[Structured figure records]
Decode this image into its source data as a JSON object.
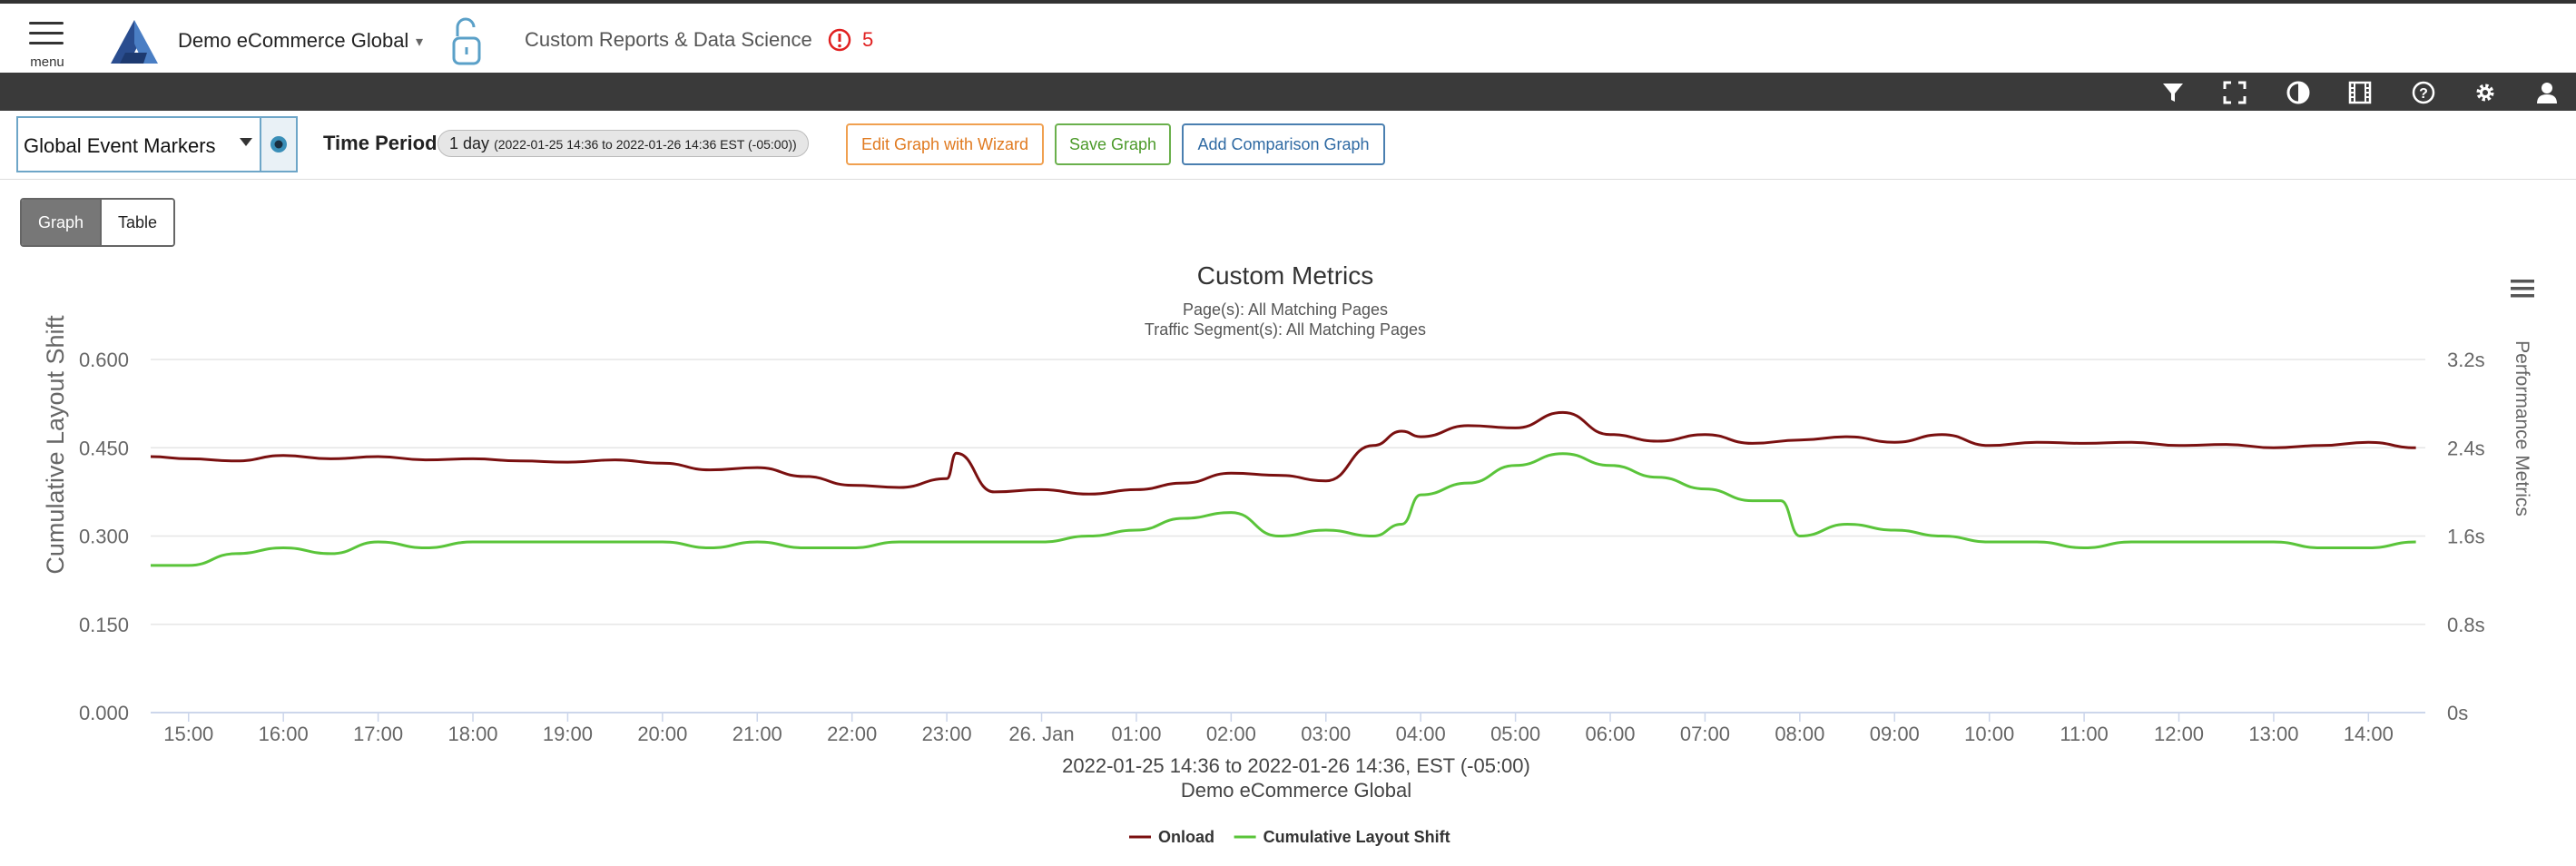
{
  "header": {
    "menu_label": "menu",
    "site_name": "Demo eCommerce Global",
    "section_title": "Custom Reports & Data Science",
    "alert_count": "5",
    "colors": {
      "alert": "#e02020",
      "logo": "#2a4d8f"
    }
  },
  "toolbar": {
    "icons": [
      "filter-icon",
      "fullscreen-icon",
      "contrast-icon",
      "film-icon",
      "help-icon",
      "gear-icon",
      "user-icon"
    ]
  },
  "controls": {
    "event_marker_select": "Global Event Markers",
    "time_period_label": "Time Period:",
    "time_period_value": "1 day",
    "time_period_range": "(2022-01-25 14:36 to 2022-01-26 14:36 EST (-05:00))",
    "edit_wizard_label": "Edit Graph with Wizard",
    "save_graph_label": "Save Graph",
    "add_comparison_label": "Add Comparison Graph"
  },
  "view_toggle": {
    "graph_label": "Graph",
    "table_label": "Table",
    "active": "graph"
  },
  "chart_data": {
    "type": "line",
    "title": "Custom Metrics",
    "subtitle_lines": [
      "Page(s): All Matching Pages",
      "Traffic Segment(s): All Matching Pages"
    ],
    "ylabel_left": "Cumulative Layout Shift",
    "ylabel_right": "Performance Metrics",
    "xlabel_lines": [
      "2022-01-25 14:36 to 2022-01-26 14:36, EST (-05:00)",
      "Demo eCommerce Global"
    ],
    "yleft_ticks": [
      "0.000",
      "0.150",
      "0.300",
      "0.450",
      "0.600"
    ],
    "yleft_lim": [
      0,
      0.6
    ],
    "yright_ticks": [
      "0s",
      "0.8s",
      "1.6s",
      "2.4s",
      "3.2s"
    ],
    "yright_lim": [
      0,
      3.2
    ],
    "x_ticks": [
      "15:00",
      "16:00",
      "17:00",
      "18:00",
      "19:00",
      "20:00",
      "21:00",
      "22:00",
      "23:00",
      "26. Jan",
      "01:00",
      "02:00",
      "03:00",
      "04:00",
      "05:00",
      "06:00",
      "07:00",
      "08:00",
      "09:00",
      "10:00",
      "11:00",
      "12:00",
      "13:00",
      "14:00"
    ],
    "x_range_hours": [
      14.6,
      38.6
    ],
    "grid": true,
    "legend_position": "bottom-center",
    "series": [
      {
        "name": "Onload",
        "axis": "right",
        "color": "#7a1010",
        "x": [
          14.6,
          15.0,
          15.5,
          16.0,
          16.5,
          17.0,
          17.5,
          18.0,
          18.5,
          19.0,
          19.5,
          20.0,
          20.5,
          21.0,
          21.5,
          22.0,
          22.5,
          23.0,
          23.1,
          23.5,
          24.0,
          24.5,
          25.0,
          25.5,
          26.0,
          26.5,
          27.0,
          27.5,
          27.8,
          28.0,
          28.5,
          29.0,
          29.5,
          30.0,
          30.5,
          31.0,
          31.5,
          32.0,
          32.5,
          33.0,
          33.5,
          34.0,
          34.5,
          35.0,
          35.5,
          36.0,
          36.5,
          37.0,
          37.5,
          38.0,
          38.5
        ],
        "values": [
          2.32,
          2.3,
          2.28,
          2.33,
          2.3,
          2.32,
          2.29,
          2.3,
          2.28,
          2.27,
          2.29,
          2.26,
          2.2,
          2.22,
          2.14,
          2.06,
          2.04,
          2.12,
          2.35,
          2.0,
          2.02,
          1.98,
          2.02,
          2.08,
          2.17,
          2.15,
          2.1,
          2.42,
          2.55,
          2.5,
          2.6,
          2.58,
          2.72,
          2.52,
          2.46,
          2.52,
          2.44,
          2.47,
          2.5,
          2.45,
          2.52,
          2.42,
          2.45,
          2.44,
          2.45,
          2.42,
          2.43,
          2.4,
          2.42,
          2.45,
          2.4
        ]
      },
      {
        "name": "Cumulative Layout Shift",
        "axis": "left",
        "color": "#5ac43a",
        "x": [
          14.6,
          15.0,
          15.5,
          16.0,
          16.5,
          17.0,
          17.5,
          18.0,
          18.5,
          19.0,
          19.5,
          20.0,
          20.5,
          21.0,
          21.5,
          22.0,
          22.5,
          23.0,
          23.5,
          24.0,
          24.5,
          25.0,
          25.5,
          26.0,
          26.5,
          27.0,
          27.5,
          27.8,
          28.0,
          28.5,
          29.0,
          29.5,
          30.0,
          30.5,
          31.0,
          31.5,
          31.8,
          32.0,
          32.5,
          33.0,
          33.5,
          34.0,
          34.5,
          35.0,
          35.5,
          36.0,
          36.5,
          37.0,
          37.5,
          38.0,
          38.5
        ],
        "values": [
          0.25,
          0.25,
          0.27,
          0.28,
          0.27,
          0.29,
          0.28,
          0.29,
          0.29,
          0.29,
          0.29,
          0.29,
          0.28,
          0.29,
          0.28,
          0.28,
          0.29,
          0.29,
          0.29,
          0.29,
          0.3,
          0.31,
          0.33,
          0.34,
          0.3,
          0.31,
          0.3,
          0.32,
          0.37,
          0.39,
          0.42,
          0.44,
          0.42,
          0.4,
          0.38,
          0.36,
          0.36,
          0.3,
          0.32,
          0.31,
          0.3,
          0.29,
          0.29,
          0.28,
          0.29,
          0.29,
          0.29,
          0.29,
          0.28,
          0.28,
          0.29
        ]
      }
    ]
  }
}
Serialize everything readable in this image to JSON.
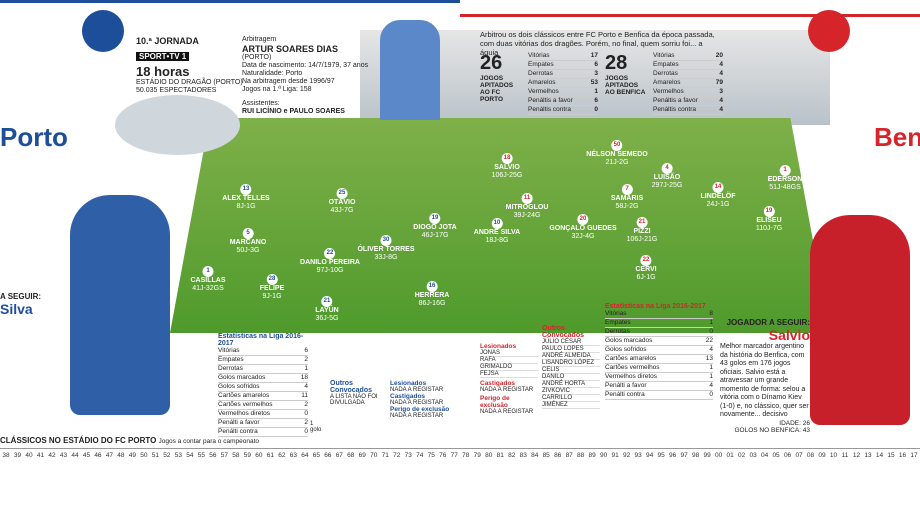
{
  "header": {
    "jornada": "10.ª JORNADA",
    "tv": "SPORT•TV 1",
    "time": "18 horas",
    "stadium": "ESTÁDIO DO DRAGÃO (PORTO)",
    "spectators": "50.035 ESPECTADORES"
  },
  "referee": {
    "label": "Arbitragem",
    "name": "ARTUR SOARES DIAS",
    "origin": "(PORTO)",
    "lines": [
      "Data de nascimento: 14/7/1979, 37 anos",
      "Naturalidade: Porto",
      "Na arbitragem desde 1996/97",
      "Jogos na 1.ª Liga: 158"
    ],
    "assistants_label": "Assistentes:",
    "assistants": "RUI LICÍNIO e PAULO SOARES"
  },
  "intro": "Arbitrou os dois clássicos entre FC Porto e Benfica da época passada, com duas vitórias dos dragões. Porém, no final, quem sorriu foi... a águia",
  "ref_porto": {
    "count": "26",
    "label": "JOGOS APITADOS AO FC PORTO",
    "rows": [
      [
        "Vitórias",
        "17"
      ],
      [
        "Empates",
        "6"
      ],
      [
        "Derrotas",
        "3"
      ],
      [
        "Amarelos",
        "53"
      ],
      [
        "Vermelhos",
        "1"
      ],
      [
        "Penáltis a favor",
        "6"
      ],
      [
        "Penáltis contra",
        "0"
      ]
    ]
  },
  "ref_benfica": {
    "count": "28",
    "label": "JOGOS APITADOS AO BENFICA",
    "rows": [
      [
        "Vitórias",
        "20"
      ],
      [
        "Empates",
        "4"
      ],
      [
        "Derrotas",
        "4"
      ],
      [
        "Amarelos",
        "79"
      ],
      [
        "Vermelhos",
        "3"
      ],
      [
        "Penáltis a favor",
        "4"
      ],
      [
        "Penáltis contra",
        "4"
      ]
    ]
  },
  "teams": [
    "Porto",
    "Benfica"
  ],
  "porto_players": [
    [
      "1",
      "CASILLAS",
      "41J-32GS"
    ],
    [
      "13",
      "ALEX TELLES",
      "8J-1G"
    ],
    [
      "5",
      "MARCANO",
      "50J-3G"
    ],
    [
      "28",
      "FELIPE",
      "9J-1G"
    ],
    [
      "25",
      "OTÁVIO",
      "43J-7G"
    ],
    [
      "22",
      "DANILO PEREIRA",
      "97J-10G"
    ],
    [
      "21",
      "LAYÚN",
      "36J-5G"
    ],
    [
      "30",
      "ÓLIVER TORRES",
      "33J-8G"
    ],
    [
      "19",
      "DIOGO JOTA",
      "46J-17G"
    ],
    [
      "16",
      "HERRERA",
      "86J-16G"
    ],
    [
      "10",
      "ANDRÉ SILVA",
      "18J-8G"
    ]
  ],
  "benfica_players": [
    [
      "18",
      "SALVIO",
      "106J-25G"
    ],
    [
      "11",
      "MITROGLOU",
      "39J-24G"
    ],
    [
      "20",
      "GONÇALO GUEDES",
      "32J-4G"
    ],
    [
      "7",
      "SAMARIS",
      "58J-2G"
    ],
    [
      "21",
      "PIZZI",
      "106J-21G"
    ],
    [
      "22",
      "CERVI",
      "6J-1G"
    ],
    [
      "50",
      "NÉLSON SEMEDO",
      "21J-2G"
    ],
    [
      "4",
      "LUISÃO",
      "297J-25G"
    ],
    [
      "14",
      "LINDELÖF",
      "24J-1G"
    ],
    [
      "1",
      "EDERSON",
      "51J-48GS"
    ],
    [
      "19",
      "ELISEU",
      "110J-7G"
    ]
  ],
  "porto_follow": {
    "label": "A SEGUIR:",
    "name": "Silva"
  },
  "benfica_follow": {
    "label": "JOGADOR A SEGUIR:",
    "name": "Salvio",
    "text": "Melhor marcador argentino da história do Benfica, com 43 golos em 176 jogos oficiais. Salvio está a atravessar um grande momento de forma: selou a vitória com o Dínamo Kiev (1-0) e, no clássico, quer ser novamente... decisivo",
    "facts": [
      "IDADE: 26",
      "GOLOS NO BENFICA: 43"
    ]
  },
  "porto_stats": {
    "title": "Estatísticas na Liga 2016-2017",
    "rows": [
      [
        "Vitórias",
        "6"
      ],
      [
        "Empates",
        "2"
      ],
      [
        "Derrotas",
        "1"
      ],
      [
        "Golos marcados",
        "18"
      ],
      [
        "Golos sofridos",
        "4"
      ],
      [
        "Cartões amarelos",
        "11"
      ],
      [
        "Cartões vermelhos",
        "2"
      ],
      [
        "Vermelhos diretos",
        "0"
      ],
      [
        "Penálti a favor",
        "2"
      ],
      [
        "Penálti contra",
        "0"
      ]
    ],
    "note": "1 golo"
  },
  "benfica_stats": {
    "title": "Estatísticas na Liga 2016-2017",
    "rows": [
      [
        "Vitórias",
        "8"
      ],
      [
        "Empates",
        "1"
      ],
      [
        "Derrotas",
        "0"
      ],
      [
        "Golos marcados",
        "22"
      ],
      [
        "Golos sofridos",
        "4"
      ],
      [
        "Cartões amarelos",
        "13"
      ],
      [
        "Cartões vermelhos",
        "1"
      ],
      [
        "Vermelhos diretos",
        "1"
      ],
      [
        "Penálti a favor",
        "4"
      ],
      [
        "Penálti contra",
        "0"
      ]
    ]
  },
  "porto_other": {
    "title": "Outros Convocados",
    "text": "A LISTA NÃO FOI DIVULGADA",
    "sections": [
      [
        "Lesionados",
        "NADA A REGISTAR"
      ],
      [
        "Castigados",
        "NADA A REGISTAR"
      ],
      [
        "Perigo de exclusão",
        "NADA A REGISTAR"
      ]
    ]
  },
  "benfica_other": {
    "injured_label": "Lesionados",
    "injured": [
      "JONAS",
      "RAFA",
      "GRIMALDO",
      "FEJSA"
    ],
    "sections": [
      [
        "Castigados",
        "NADA A REGISTAR"
      ],
      [
        "Perigo de exclusão",
        "NADA A REGISTAR"
      ]
    ],
    "title": "Outros Convocados",
    "list": [
      "JÚLIO CÉSAR",
      "PAULO LOPES",
      "ANDRÉ ALMEIDA",
      "LISANDRO LÓPEZ",
      "CELIS",
      "DANILO",
      "ANDRÉ HORTA",
      "ZIVKOVIC",
      "CARRILLO",
      "JIMÉNEZ"
    ]
  },
  "history": {
    "title": "CLÁSSICOS NO ESTÁDIO DO FC PORTO",
    "subtitle": "Jogos a contar para o campeonato",
    "years": [
      "38",
      "39",
      "40",
      "41",
      "42",
      "43",
      "44",
      "45",
      "46",
      "47",
      "48",
      "49",
      "50",
      "51",
      "52",
      "53",
      "54",
      "55",
      "56",
      "57",
      "58",
      "59",
      "60",
      "61",
      "62",
      "63",
      "64",
      "65",
      "66",
      "67",
      "68",
      "69",
      "70",
      "71",
      "72",
      "73",
      "74",
      "75",
      "76",
      "77",
      "78",
      "79",
      "80",
      "81",
      "82",
      "83",
      "84",
      "85",
      "86",
      "87",
      "88",
      "89",
      "90",
      "91",
      "92",
      "93",
      "94",
      "95",
      "96",
      "97",
      "98",
      "99",
      "00",
      "01",
      "02",
      "03",
      "04",
      "05",
      "06",
      "07",
      "08",
      "09",
      "10",
      "11",
      "12",
      "13",
      "14",
      "15",
      "16",
      "17"
    ]
  }
}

#### STATED EXERCISE:
Select the lines that carry the string "Cumulative" and copy them.

#### SOLUTION FOR THIS EXERCISE:
    "ylabel_left": "Cumulative Layout Shift",
        "name": "Cumulative Layout Shift",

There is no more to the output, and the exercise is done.